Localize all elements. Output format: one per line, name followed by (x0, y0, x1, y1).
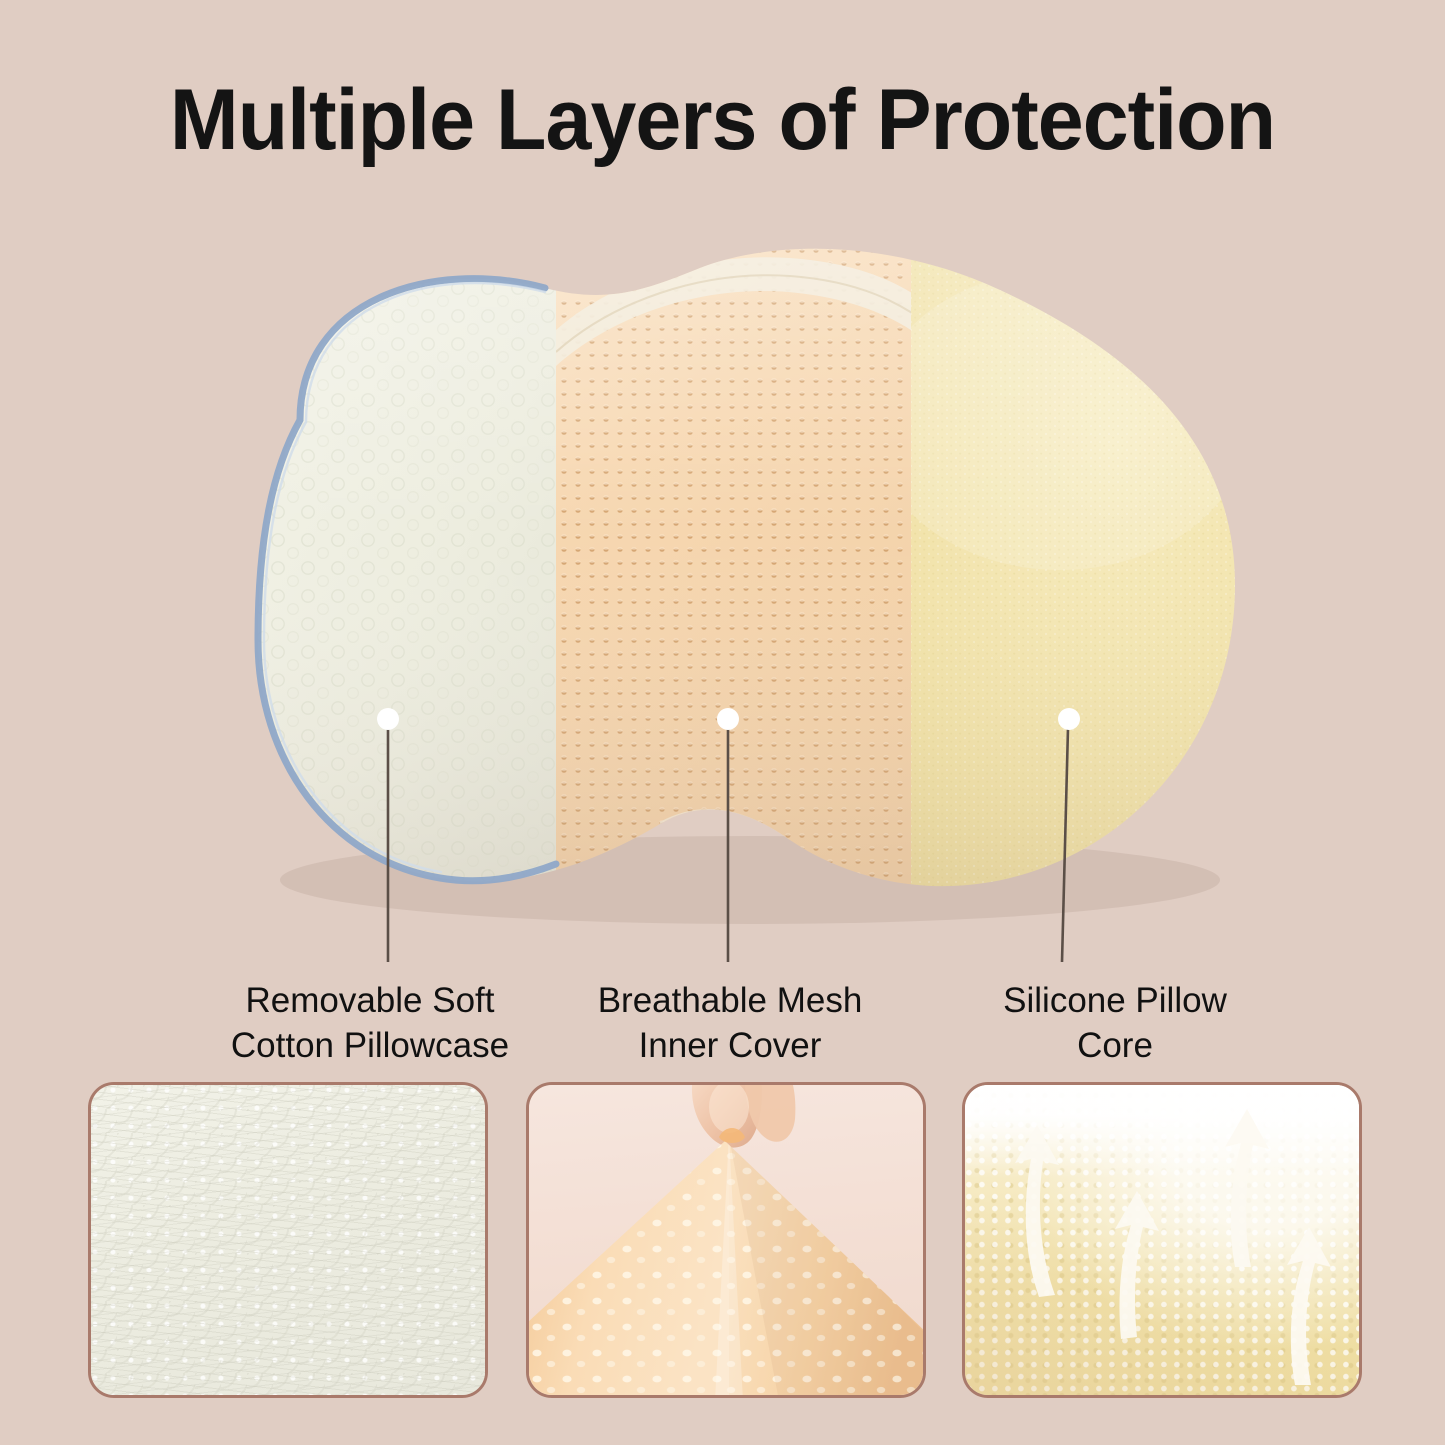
airflow-arrow-icon (1225, 1109, 1269, 1267)
cotton-fabric-image (91, 1085, 485, 1395)
mesh-cone (529, 1125, 926, 1398)
callout-label-mesh: Breathable Mesh Inner Cover (500, 978, 960, 1068)
mesh-stretch-image (529, 1085, 923, 1395)
callout-label-core: Silicone Pillow Core (900, 978, 1330, 1068)
detail-card-foam-airflow[interactable] (962, 1082, 1362, 1398)
airflow-arrow-icon (1115, 1191, 1159, 1339)
airflow-arrow-icon (1015, 1125, 1059, 1297)
detail-card-cotton-fabric[interactable] (88, 1082, 488, 1398)
detail-card-mesh-stretch[interactable] (526, 1082, 926, 1398)
airflow-arrows (1015, 1109, 1331, 1385)
airflow-arrow-icon (1287, 1227, 1331, 1385)
detail-card-row (0, 1082, 1445, 1402)
infographic-root: Multiple Layers of Protection (0, 0, 1445, 1445)
foam-airflow-image (965, 1085, 1359, 1395)
hero-pillow-illustration (0, 0, 1445, 1000)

• [WHAT TO WORK ON] Reproduce the entry above word for word, but omit the picture.

• [ANSWER TO THE PROBLEM]
Localize all elements. Output format: one per line, name followed by (x0, y0, x1, y1).
airflow-arrow-icon (1225, 1109, 1269, 1267)
cotton-fabric-image (91, 1085, 485, 1395)
mesh-cone (529, 1125, 926, 1398)
callout-label-mesh: Breathable Mesh Inner Cover (500, 978, 960, 1068)
mesh-stretch-image (529, 1085, 923, 1395)
callout-label-core: Silicone Pillow Core (900, 978, 1330, 1068)
detail-card-foam-airflow[interactable] (962, 1082, 1362, 1398)
airflow-arrow-icon (1115, 1191, 1159, 1339)
airflow-arrow-icon (1015, 1125, 1059, 1297)
detail-card-cotton-fabric[interactable] (88, 1082, 488, 1398)
detail-card-mesh-stretch[interactable] (526, 1082, 926, 1398)
airflow-arrows (1015, 1109, 1331, 1385)
airflow-arrow-icon (1287, 1227, 1331, 1385)
detail-card-row (0, 1082, 1445, 1402)
infographic-root: Multiple Layers of Protection (0, 0, 1445, 1445)
foam-airflow-image (965, 1085, 1359, 1395)
hero-pillow-illustration (0, 0, 1445, 1000)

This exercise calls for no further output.